Exercise prompt: Your output must consist solely of the lines from the one containing "What does this" through the end of the records, reproduced exactly.

######

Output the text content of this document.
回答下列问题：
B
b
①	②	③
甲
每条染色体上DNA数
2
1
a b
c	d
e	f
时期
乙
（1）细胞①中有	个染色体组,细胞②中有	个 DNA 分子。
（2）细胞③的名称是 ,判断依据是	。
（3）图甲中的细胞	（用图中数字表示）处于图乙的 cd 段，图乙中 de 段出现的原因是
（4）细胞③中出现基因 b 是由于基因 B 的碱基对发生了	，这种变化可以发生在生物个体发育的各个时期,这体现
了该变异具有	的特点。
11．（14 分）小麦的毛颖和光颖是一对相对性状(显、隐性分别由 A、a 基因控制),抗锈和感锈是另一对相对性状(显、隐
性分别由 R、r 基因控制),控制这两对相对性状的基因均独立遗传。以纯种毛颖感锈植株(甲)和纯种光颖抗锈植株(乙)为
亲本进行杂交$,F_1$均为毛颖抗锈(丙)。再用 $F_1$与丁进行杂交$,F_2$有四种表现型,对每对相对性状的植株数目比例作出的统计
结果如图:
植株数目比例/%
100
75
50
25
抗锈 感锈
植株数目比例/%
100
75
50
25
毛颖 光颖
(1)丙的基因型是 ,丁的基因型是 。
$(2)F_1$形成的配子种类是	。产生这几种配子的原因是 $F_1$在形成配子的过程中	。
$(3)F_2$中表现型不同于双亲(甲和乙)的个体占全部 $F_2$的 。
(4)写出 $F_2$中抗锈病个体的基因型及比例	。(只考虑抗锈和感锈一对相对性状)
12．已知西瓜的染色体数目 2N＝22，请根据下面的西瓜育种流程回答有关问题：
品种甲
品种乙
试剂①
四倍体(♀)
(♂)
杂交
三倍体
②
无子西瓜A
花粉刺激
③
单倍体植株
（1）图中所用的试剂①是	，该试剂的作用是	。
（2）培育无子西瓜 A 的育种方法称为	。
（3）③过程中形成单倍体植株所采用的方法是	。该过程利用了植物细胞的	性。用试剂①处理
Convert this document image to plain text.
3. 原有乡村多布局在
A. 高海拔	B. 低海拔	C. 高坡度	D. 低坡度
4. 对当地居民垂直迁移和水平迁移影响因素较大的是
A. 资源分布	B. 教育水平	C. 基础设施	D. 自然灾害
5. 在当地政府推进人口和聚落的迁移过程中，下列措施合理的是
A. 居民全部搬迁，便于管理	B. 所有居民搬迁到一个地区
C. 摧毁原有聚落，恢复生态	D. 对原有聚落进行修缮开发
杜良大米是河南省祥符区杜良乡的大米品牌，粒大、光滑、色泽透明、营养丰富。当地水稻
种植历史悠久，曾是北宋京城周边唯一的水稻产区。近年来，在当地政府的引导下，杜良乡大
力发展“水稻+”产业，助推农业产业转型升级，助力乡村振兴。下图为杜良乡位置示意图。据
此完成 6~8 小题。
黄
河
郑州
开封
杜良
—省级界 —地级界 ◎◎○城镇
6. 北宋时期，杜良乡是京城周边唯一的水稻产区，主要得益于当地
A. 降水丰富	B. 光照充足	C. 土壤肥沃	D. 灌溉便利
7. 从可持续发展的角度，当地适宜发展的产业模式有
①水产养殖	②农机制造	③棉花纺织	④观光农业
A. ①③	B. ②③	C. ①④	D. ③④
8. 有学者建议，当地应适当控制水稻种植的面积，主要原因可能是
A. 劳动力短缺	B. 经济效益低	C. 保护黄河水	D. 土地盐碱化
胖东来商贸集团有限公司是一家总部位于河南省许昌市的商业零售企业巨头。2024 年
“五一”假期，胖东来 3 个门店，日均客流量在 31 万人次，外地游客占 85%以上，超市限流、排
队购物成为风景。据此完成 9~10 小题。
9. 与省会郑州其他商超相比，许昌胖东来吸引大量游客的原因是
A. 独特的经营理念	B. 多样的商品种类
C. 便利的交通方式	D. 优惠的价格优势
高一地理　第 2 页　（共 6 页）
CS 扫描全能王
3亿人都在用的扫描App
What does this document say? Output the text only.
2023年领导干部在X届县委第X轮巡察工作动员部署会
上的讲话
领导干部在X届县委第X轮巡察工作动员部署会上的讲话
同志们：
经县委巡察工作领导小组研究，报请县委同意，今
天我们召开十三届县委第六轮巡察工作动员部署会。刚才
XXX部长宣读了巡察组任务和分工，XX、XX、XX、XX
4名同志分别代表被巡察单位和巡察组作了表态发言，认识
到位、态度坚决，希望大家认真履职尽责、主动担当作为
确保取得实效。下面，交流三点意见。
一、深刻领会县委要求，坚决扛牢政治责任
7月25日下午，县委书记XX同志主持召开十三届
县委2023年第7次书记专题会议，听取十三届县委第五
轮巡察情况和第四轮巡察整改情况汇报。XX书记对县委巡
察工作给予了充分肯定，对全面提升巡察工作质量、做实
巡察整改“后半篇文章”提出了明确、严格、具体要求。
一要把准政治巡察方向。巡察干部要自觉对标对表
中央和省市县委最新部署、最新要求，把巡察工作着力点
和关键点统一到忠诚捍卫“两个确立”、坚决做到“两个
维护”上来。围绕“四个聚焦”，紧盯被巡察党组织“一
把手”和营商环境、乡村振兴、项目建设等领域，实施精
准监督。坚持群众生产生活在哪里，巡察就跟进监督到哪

######

Task output:
What does this document say? Output the text only.
2023年领导干部在X届县委第X轮巡察工作动员部署会
上的讲话
领导干部在X届县委第X轮巡察工作动员部署会上的讲话
同志们：
经县委巡察工作领导小组研究，报请县委同意，今
天我们召开十三届县委第六轮巡察工作动员部署会。刚才
XXX部长宣读了巡察组任务和分工，XX、XX、XX、XX
4名同志分别代表被巡察单位和巡察组作了表态发言，认识
到位、态度坚决，希望大家认真履职尽责、主动担当作为
确保取得实效。下面，交流三点意见。
一、深刻领会县委要求，坚决扛牢政治责任
7月25日下午，县委书记XX同志主持召开十三届
县委2023年第7次书记专题会议，听取十三届县委第五
轮巡察情况和第四轮巡察整改情况汇报。XX书记对县委巡
察工作给予了充分肯定，对全面提升巡察工作质量、做实
巡察整改“后半篇文章”提出了明确、严格、具体要求。
一要把准政治巡察方向。巡察干部要自觉对标对表
中央和省市县委最新部署、最新要求，把巡察工作着力点
和关键点统一到忠诚捍卫“两个确立”、坚决做到“两个
维护”上来。围绕“四个聚焦”，紧盯被巡察党组织“一
把手”和营商环境、乡村振兴、项目建设等领域，实施精
准监督。坚持群众生产生活在哪里，巡察就跟进监督到哪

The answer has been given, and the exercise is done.